TASK TO CARRY OUT: Write out all the material exactly. Leave nothing out.

##### SUPPLIED DATA

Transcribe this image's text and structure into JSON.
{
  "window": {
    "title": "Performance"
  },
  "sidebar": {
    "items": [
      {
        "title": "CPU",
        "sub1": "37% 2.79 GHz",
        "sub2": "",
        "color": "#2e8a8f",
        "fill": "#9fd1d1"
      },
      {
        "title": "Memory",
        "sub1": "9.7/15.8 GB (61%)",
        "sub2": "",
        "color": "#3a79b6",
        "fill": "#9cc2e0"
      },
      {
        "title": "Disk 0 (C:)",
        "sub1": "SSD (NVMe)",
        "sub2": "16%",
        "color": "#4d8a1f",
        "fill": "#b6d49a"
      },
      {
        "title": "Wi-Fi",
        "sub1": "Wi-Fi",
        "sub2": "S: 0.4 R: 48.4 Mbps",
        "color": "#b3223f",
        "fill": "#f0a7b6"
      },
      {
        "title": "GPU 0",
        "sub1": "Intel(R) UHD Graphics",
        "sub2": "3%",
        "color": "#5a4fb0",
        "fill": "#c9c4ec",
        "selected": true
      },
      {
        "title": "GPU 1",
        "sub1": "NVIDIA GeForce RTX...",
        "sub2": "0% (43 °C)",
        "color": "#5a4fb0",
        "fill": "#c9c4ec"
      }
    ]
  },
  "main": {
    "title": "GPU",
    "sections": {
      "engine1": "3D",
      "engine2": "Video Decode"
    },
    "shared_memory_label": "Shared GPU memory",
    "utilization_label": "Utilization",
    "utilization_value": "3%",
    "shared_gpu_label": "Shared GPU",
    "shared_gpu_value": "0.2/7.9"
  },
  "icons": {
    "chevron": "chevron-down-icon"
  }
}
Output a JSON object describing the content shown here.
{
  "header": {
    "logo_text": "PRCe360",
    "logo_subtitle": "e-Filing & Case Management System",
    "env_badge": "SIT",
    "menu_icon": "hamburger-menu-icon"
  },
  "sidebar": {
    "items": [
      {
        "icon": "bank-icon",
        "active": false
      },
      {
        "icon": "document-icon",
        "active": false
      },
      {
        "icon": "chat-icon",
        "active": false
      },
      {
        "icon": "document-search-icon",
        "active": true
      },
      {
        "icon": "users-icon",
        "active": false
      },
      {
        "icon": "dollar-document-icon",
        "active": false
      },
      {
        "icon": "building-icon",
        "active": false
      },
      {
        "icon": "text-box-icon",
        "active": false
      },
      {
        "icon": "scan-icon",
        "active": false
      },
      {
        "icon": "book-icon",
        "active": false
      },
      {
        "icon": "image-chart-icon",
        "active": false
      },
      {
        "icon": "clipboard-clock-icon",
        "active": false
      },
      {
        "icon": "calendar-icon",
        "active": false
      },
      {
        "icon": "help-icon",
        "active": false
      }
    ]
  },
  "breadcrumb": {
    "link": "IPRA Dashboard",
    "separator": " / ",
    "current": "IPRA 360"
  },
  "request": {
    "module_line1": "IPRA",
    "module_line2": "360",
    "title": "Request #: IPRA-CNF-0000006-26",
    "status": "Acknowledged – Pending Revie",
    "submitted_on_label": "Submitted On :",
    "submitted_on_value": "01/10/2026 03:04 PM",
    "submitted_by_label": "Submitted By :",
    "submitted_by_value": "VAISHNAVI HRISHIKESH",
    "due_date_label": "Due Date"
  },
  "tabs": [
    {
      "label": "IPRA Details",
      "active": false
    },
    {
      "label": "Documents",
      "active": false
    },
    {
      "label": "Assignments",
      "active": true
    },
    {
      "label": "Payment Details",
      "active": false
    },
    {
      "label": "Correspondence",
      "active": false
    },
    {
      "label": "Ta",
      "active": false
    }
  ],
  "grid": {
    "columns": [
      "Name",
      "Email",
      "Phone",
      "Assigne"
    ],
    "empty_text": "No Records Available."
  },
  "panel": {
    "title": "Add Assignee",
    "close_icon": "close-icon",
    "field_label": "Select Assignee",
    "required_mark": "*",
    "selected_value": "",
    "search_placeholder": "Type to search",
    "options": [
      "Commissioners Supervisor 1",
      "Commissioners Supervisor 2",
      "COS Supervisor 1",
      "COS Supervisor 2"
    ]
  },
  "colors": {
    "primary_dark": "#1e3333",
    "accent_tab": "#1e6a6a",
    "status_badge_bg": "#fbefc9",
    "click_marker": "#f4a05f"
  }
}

##########

ANSWER TO THE TASK:
Transcribe this image's text and structure into JSON.
{
  "window": {
    "title": "Performance"
  },
  "sidebar": {
    "items": [
      {
        "title": "CPU",
        "sub1": "37% 2.79 GHz",
        "sub2": "",
        "color": "#2e8a8f",
        "fill": "#9fd1d1"
      },
      {
        "title": "Memory",
        "sub1": "9.7/15.8 GB (61%)",
        "sub2": "",
        "color": "#3a79b6",
        "fill": "#9cc2e0"
      },
      {
        "title": "Disk 0 (C:)",
        "sub1": "SSD (NVMe)",
        "sub2": "16%",
        "color": "#4d8a1f",
        "fill": "#b6d49a"
      },
      {
        "title": "Wi-Fi",
        "sub1": "Wi-Fi",
        "sub2": "S: 0.4 R: 48.4 Mbps",
        "color": "#b3223f",
        "fill": "#f0a7b6"
      },
      {
        "title": "GPU 0",
        "sub1": "Intel(R) UHD Graphics",
        "sub2": "3%",
        "color": "#5a4fb0",
        "fill": "#c9c4ec",
        "selected": true
      },
      {
        "title": "GPU 1",
        "sub1": "NVIDIA GeForce RTX...",
        "sub2": "0% (43 °C)",
        "color": "#5a4fb0",
        "fill": "#c9c4ec"
      }
    ]
  },
  "main": {
    "title": "GPU",
    "sections": {
      "engine1": "3D",
      "engine2": "Video Decode"
    },
    "shared_memory_label": "Shared GPU memory",
    "utilization_label": "Utilization",
    "utilization_value": "3%",
    "shared_gpu_label": "Shared GPU",
    "shared_gpu_value": "0.2/7.9"
  },
  "icons": {
    "chevron": "chevron-down-icon"
  }
}
Output a JSON object describing the content shown here.
{
  "header": {
    "logo_text": "PRCe360",
    "logo_subtitle": "e-Filing & Case Management System",
    "env_badge": "SIT",
    "menu_icon": "hamburger-menu-icon"
  },
  "sidebar": {
    "items": [
      {
        "icon": "bank-icon",
        "active": false
      },
      {
        "icon": "document-icon",
        "active": false
      },
      {
        "icon": "chat-icon",
        "active": false
      },
      {
        "icon": "document-search-icon",
        "active": true
      },
      {
        "icon": "users-icon",
        "active": false
      },
      {
        "icon": "dollar-document-icon",
        "active": false
      },
      {
        "icon": "building-icon",
        "active": false
      },
      {
        "icon": "text-box-icon",
        "active": false
      },
      {
        "icon": "scan-icon",
        "active": false
      },
      {
        "icon": "book-icon",
        "active": false
      },
      {
        "icon": "image-chart-icon",
        "active": false
      },
      {
        "icon": "clipboard-clock-icon",
        "active": false
      },
      {
        "icon": "calendar-icon",
        "active": false
      },
      {
        "icon": "help-icon",
        "active": false
      }
    ]
  },
  "breadcrumb": {
    "link": "IPRA Dashboard",
    "separator": " / ",
    "current": "IPRA 360"
  },
  "request": {
    "module_line1": "IPRA",
    "module_line2": "360",
    "title": "Request #: IPRA-CNF-0000006-26",
    "status": "Acknowledged – Pending Revie",
    "submitted_on_label": "Submitted On :",
    "submitted_on_value": "01/10/2026 03:04 PM",
    "submitted_by_label": "Submitted By :",
    "submitted_by_value": "VAISHNAVI HRISHIKESH",
    "due_date_label": "Due Date"
  },
  "tabs": [
    {
      "label": "IPRA Details",
      "active": false
    },
    {
      "label": "Documents",
      "active": false
    },
    {
      "label": "Assignments",
      "active": true
    },
    {
      "label": "Payment Details",
      "active": false
    },
    {
      "label": "Correspondence",
      "active": false
    },
    {
      "label": "Ta",
      "active": false
    }
  ],
  "grid": {
    "columns": [
      "Name",
      "Email",
      "Phone",
      "Assigne"
    ],
    "empty_text": "No Records Available."
  },
  "panel": {
    "title": "Add Assignee",
    "close_icon": "close-icon",
    "field_label": "Select Assignee",
    "required_mark": "*",
    "selected_value": "",
    "search_placeholder": "Type to search",
    "options": [
      "Commissioners Supervisor 1",
      "Commissioners Supervisor 2",
      "COS Supervisor 1",
      "COS Supervisor 2"
    ]
  },
  "colors": {
    "primary_dark": "#1e3333",
    "accent_tab": "#1e6a6a",
    "status_badge_bg": "#fbefc9",
    "click_marker": "#f4a05f"
  }
}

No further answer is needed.